━━━ STORED RECORDS ━━━

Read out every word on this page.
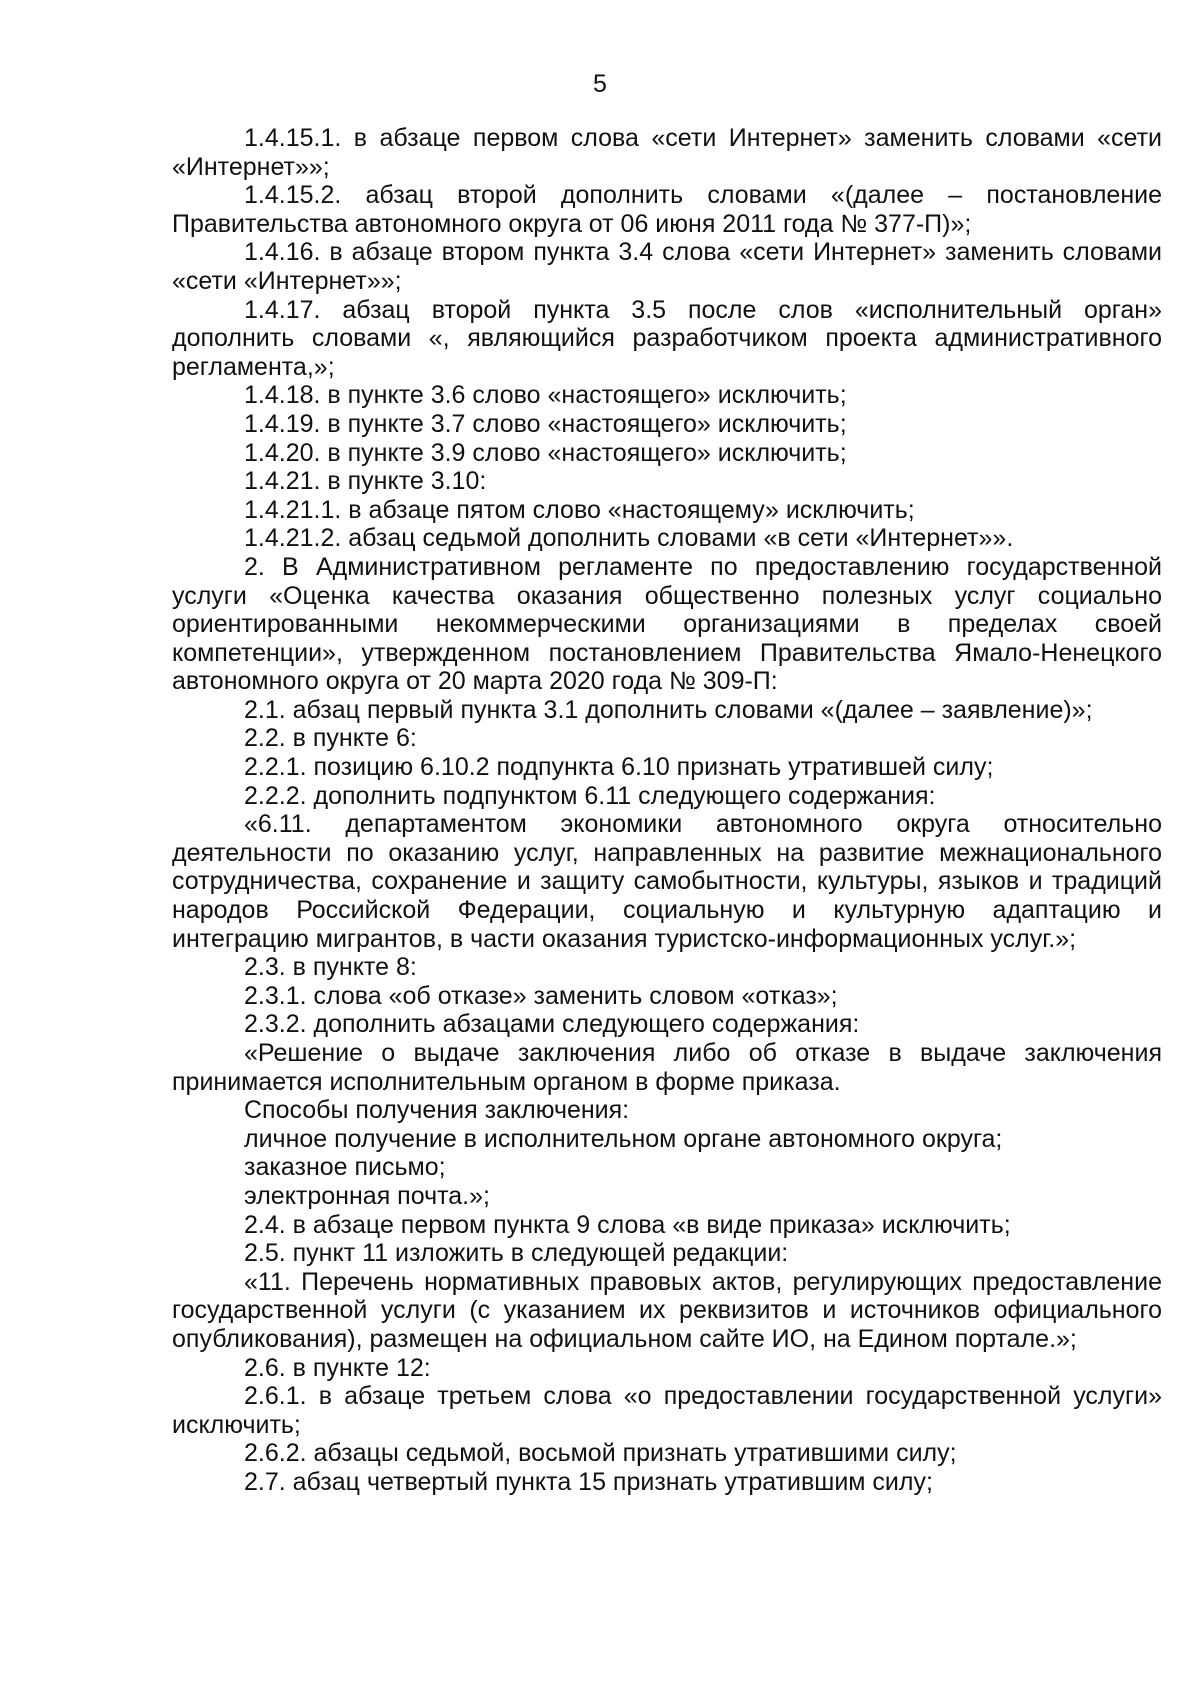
5

1.4.15.1. в абзаце первом слова «сети Интернет» заменить словами «сети «Интернет»»;

1.4.15.2. абзац второй дополнить словами «(далее – постановление Правительства автономного округа от 06 июня 2011 года № 377-П)»;

1.4.16. в абзаце втором пункта 3.4 слова «сети Интернет» заменить словами «сети «Интернет»»;

1.4.17. абзац второй пункта 3.5 после слов «исполнительный орган» дополнить словами «, являющийся разработчиком проекта административного регламента,»;

1.4.18. в пункте 3.6 слово «настоящего» исключить;

1.4.19. в пункте 3.7 слово «настоящего» исключить;

1.4.20. в пункте 3.9 слово «настоящего» исключить;

1.4.21. в пункте 3.10:

1.4.21.1. в абзаце пятом слово «настоящему» исключить;

1.4.21.2. абзац седьмой дополнить словами «в сети «Интернет»».

2. В Административном регламенте по предоставлению государственной услуги «Оценка качества оказания общественно полезных услуг социально ориентированными некоммерческими организациями в пределах своей компетенции», утвержденном постановлением Правительства Ямало-Ненецкого автономного округа от 20 марта 2020 года № 309-П:

2.1. абзац первый пункта 3.1 дополнить словами «(далее – заявление)»;

2.2. в пункте 6:

2.2.1. позицию 6.10.2 подпункта 6.10 признать утратившей силу;

2.2.2. дополнить подпунктом 6.11 следующего содержания:

«6.11. департаментом экономики автономного округа относительно деятельности по оказанию услуг, направленных на развитие межнационального сотрудничества, сохранение и защиту самобытности, культуры, языков и традиций народов Российской Федерации, социальную и культурную адаптацию и интеграцию мигрантов, в части оказания туристско-информационных услуг.»;

2.3. в пункте 8:

2.3.1. слова «об отказе» заменить словом «отказ»;

2.3.2. дополнить абзацами следующего содержания:

«Решение о выдаче заключения либо об отказе в выдаче заключения принимается исполнительным органом в форме приказа.

Способы получения заключения:

личное получение в исполнительном органе автономного округа;

заказное письмо;

электронная почта.»;

2.4. в абзаце первом пункта 9 слова «в виде приказа» исключить;

2.5. пункт 11 изложить в следующей редакции:

«11. Перечень нормативных правовых актов, регулирующих предоставление государственной услуги (с указанием их реквизитов и источников официального опубликования), размещен на официальном сайте ИО, на Едином портале.»;

2.6. в пункте 12:

2.6.1. в абзаце третьем слова «о предоставлении государственной услуги» исключить;

2.6.2. абзацы седьмой, восьмой признать утратившими силу;

2.7. абзац четвертый пункта 15 признать утратившим силу;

━━━

▶ WHAT TO WORK ON
Using the records above, retype everything exactly except the pictures.

▶ SOLUTION
Read out every word on this page.
5

1.4.15.1. в абзаце первом слова «сети Интернет» заменить словами «сети «Интернет»»;

1.4.15.2. абзац второй дополнить словами «(далее – постановление Правительства автономного округа от 06 июня 2011 года № 377-П)»;

1.4.16. в абзаце втором пункта 3.4 слова «сети Интернет» заменить словами «сети «Интернет»»;

1.4.17. абзац второй пункта 3.5 после слов «исполнительный орган» дополнить словами «, являющийся разработчиком проекта административного регламента,»;

1.4.18. в пункте 3.6 слово «настоящего» исключить;

1.4.19. в пункте 3.7 слово «настоящего» исключить;

1.4.20. в пункте 3.9 слово «настоящего» исключить;

1.4.21. в пункте 3.10:

1.4.21.1. в абзаце пятом слово «настоящему» исключить;

1.4.21.2. абзац седьмой дополнить словами «в сети «Интернет»».

2. В Административном регламенте по предоставлению государственной услуги «Оценка качества оказания общественно полезных услуг социально ориентированными некоммерческими организациями в пределах своей компетенции», утвержденном постановлением Правительства Ямало-Ненецкого автономного округа от 20 марта 2020 года № 309-П:

2.1. абзац первый пункта 3.1 дополнить словами «(далее – заявление)»;

2.2. в пункте 6:

2.2.1. позицию 6.10.2 подпункта 6.10 признать утратившей силу;

2.2.2. дополнить подпунктом 6.11 следующего содержания:

«6.11. департаментом экономики автономного округа относительно деятельности по оказанию услуг, направленных на развитие межнационального сотрудничества, сохранение и защиту самобытности, культуры, языков и традиций народов Российской Федерации, социальную и культурную адаптацию и интеграцию мигрантов, в части оказания туристско-информационных услуг.»;

2.3. в пункте 8:

2.3.1. слова «об отказе» заменить словом «отказ»;

2.3.2. дополнить абзацами следующего содержания:

«Решение о выдаче заключения либо об отказе в выдаче заключения принимается исполнительным органом в форме приказа.

Способы получения заключения:

личное получение в исполнительном органе автономного округа;

заказное письмо;

электронная почта.»;

2.4. в абзаце первом пункта 9 слова «в виде приказа» исключить;

2.5. пункт 11 изложить в следующей редакции:

«11. Перечень нормативных правовых актов, регулирующих предоставление государственной услуги (с указанием их реквизитов и источников официального опубликования), размещен на официальном сайте ИО, на Едином портале.»;

2.6. в пункте 12:

2.6.1. в абзаце третьем слова «о предоставлении государственной услуги» исключить;

2.6.2. абзацы седьмой, восьмой признать утратившими силу;

2.7. абзац четвертый пункта 15 признать утратившим силу;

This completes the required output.